--- Supplied material ---
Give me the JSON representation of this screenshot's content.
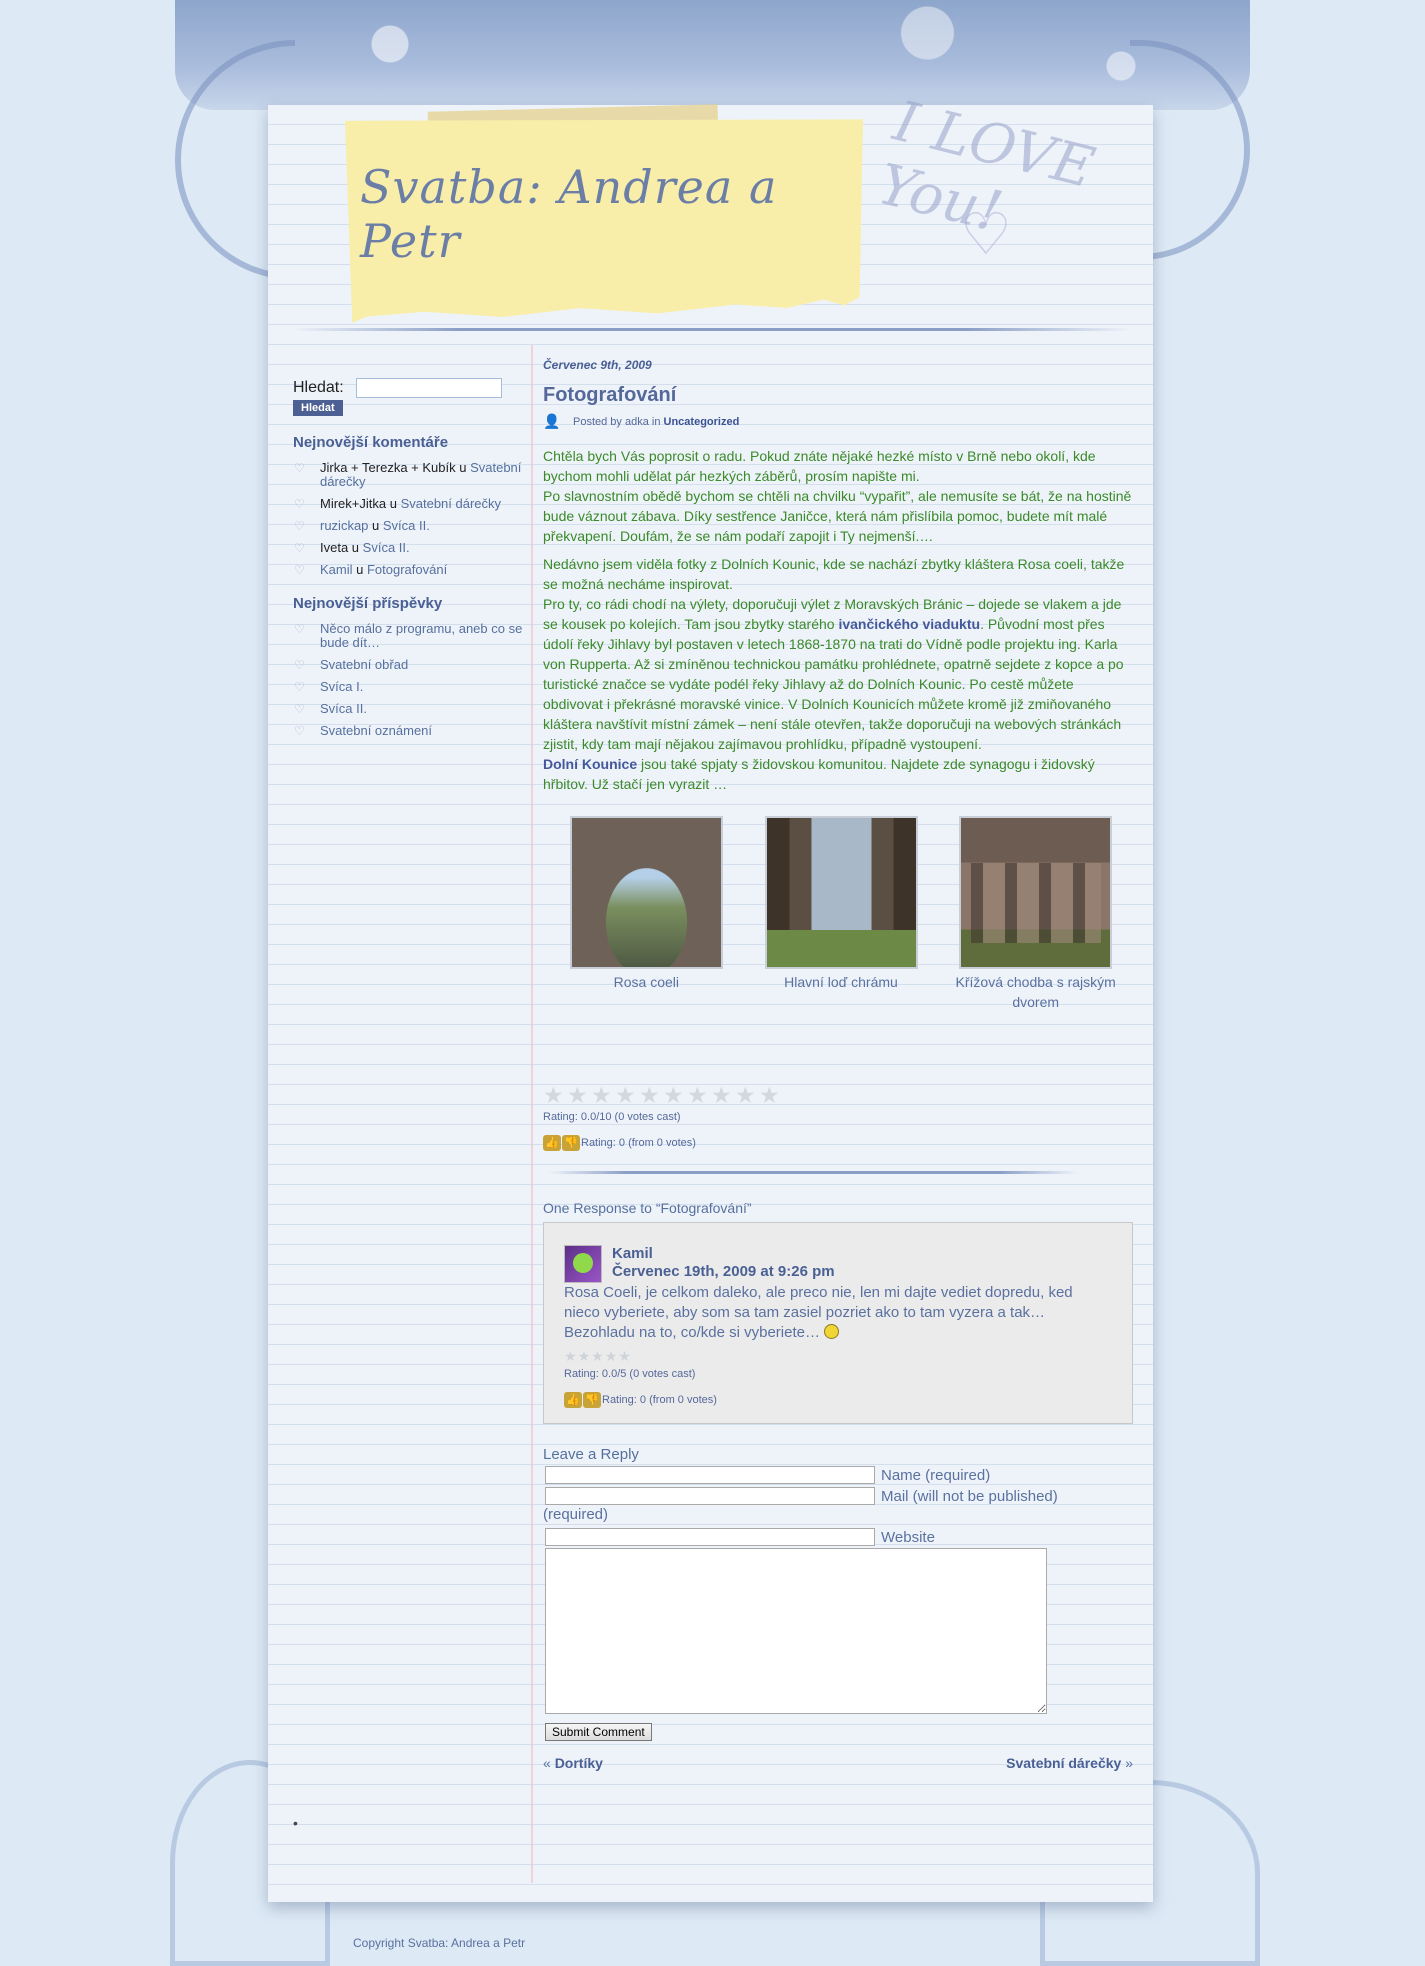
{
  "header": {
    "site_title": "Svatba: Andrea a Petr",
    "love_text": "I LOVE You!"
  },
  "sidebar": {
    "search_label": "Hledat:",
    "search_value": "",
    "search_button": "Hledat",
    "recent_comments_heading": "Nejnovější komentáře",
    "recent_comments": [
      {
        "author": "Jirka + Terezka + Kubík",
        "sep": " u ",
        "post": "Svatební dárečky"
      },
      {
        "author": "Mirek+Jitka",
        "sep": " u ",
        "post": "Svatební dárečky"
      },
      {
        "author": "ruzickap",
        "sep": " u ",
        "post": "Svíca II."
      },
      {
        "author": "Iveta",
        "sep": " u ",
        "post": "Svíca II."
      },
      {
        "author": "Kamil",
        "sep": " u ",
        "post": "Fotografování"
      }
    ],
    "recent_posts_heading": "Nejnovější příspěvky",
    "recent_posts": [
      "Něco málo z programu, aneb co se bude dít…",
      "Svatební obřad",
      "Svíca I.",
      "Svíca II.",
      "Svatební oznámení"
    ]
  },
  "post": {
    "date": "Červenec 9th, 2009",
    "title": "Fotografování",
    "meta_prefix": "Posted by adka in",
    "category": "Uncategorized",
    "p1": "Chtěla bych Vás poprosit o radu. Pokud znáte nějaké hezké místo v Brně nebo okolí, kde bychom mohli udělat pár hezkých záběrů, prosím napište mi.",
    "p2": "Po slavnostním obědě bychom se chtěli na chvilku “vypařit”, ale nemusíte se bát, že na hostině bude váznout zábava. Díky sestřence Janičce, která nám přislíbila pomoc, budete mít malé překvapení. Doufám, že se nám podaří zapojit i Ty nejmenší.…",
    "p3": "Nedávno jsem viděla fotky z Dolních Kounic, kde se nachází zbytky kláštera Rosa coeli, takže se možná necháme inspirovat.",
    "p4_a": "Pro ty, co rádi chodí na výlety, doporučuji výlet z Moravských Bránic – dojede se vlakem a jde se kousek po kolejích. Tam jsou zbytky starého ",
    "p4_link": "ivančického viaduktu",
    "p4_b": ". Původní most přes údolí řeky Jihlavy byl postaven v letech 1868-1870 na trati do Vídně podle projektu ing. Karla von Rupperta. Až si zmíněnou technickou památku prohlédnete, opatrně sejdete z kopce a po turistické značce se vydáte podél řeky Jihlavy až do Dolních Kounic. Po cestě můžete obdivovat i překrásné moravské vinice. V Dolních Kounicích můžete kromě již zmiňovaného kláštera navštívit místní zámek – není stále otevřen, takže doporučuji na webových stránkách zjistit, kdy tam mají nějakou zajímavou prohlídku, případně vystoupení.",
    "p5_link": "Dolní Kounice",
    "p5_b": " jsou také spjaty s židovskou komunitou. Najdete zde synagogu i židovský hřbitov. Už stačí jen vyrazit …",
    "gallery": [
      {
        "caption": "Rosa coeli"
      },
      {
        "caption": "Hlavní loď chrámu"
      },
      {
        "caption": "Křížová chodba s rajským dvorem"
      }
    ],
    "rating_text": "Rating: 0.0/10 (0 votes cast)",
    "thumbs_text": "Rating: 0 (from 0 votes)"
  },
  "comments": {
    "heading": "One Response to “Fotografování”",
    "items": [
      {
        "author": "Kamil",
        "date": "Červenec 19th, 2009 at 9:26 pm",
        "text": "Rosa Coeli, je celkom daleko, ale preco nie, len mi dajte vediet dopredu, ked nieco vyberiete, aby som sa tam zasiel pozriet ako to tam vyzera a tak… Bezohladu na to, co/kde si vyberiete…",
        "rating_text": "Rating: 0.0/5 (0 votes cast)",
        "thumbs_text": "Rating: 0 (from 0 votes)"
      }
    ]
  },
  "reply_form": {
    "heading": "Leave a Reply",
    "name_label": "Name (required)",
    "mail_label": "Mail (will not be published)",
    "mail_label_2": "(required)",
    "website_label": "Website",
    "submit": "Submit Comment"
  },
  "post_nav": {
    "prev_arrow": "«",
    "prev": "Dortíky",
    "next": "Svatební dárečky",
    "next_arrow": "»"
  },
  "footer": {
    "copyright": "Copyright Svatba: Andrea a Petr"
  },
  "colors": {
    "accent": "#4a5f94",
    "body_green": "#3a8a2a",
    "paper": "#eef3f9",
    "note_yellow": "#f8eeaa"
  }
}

--- Exercise aim ---
Whenever "from" turns up in a line, pick that line out.

--- The reply ---
    "thumbs_text": "Rating: 0 (from 0 votes)"
        "thumbs_text": "Rating: 0 (from 0 votes)"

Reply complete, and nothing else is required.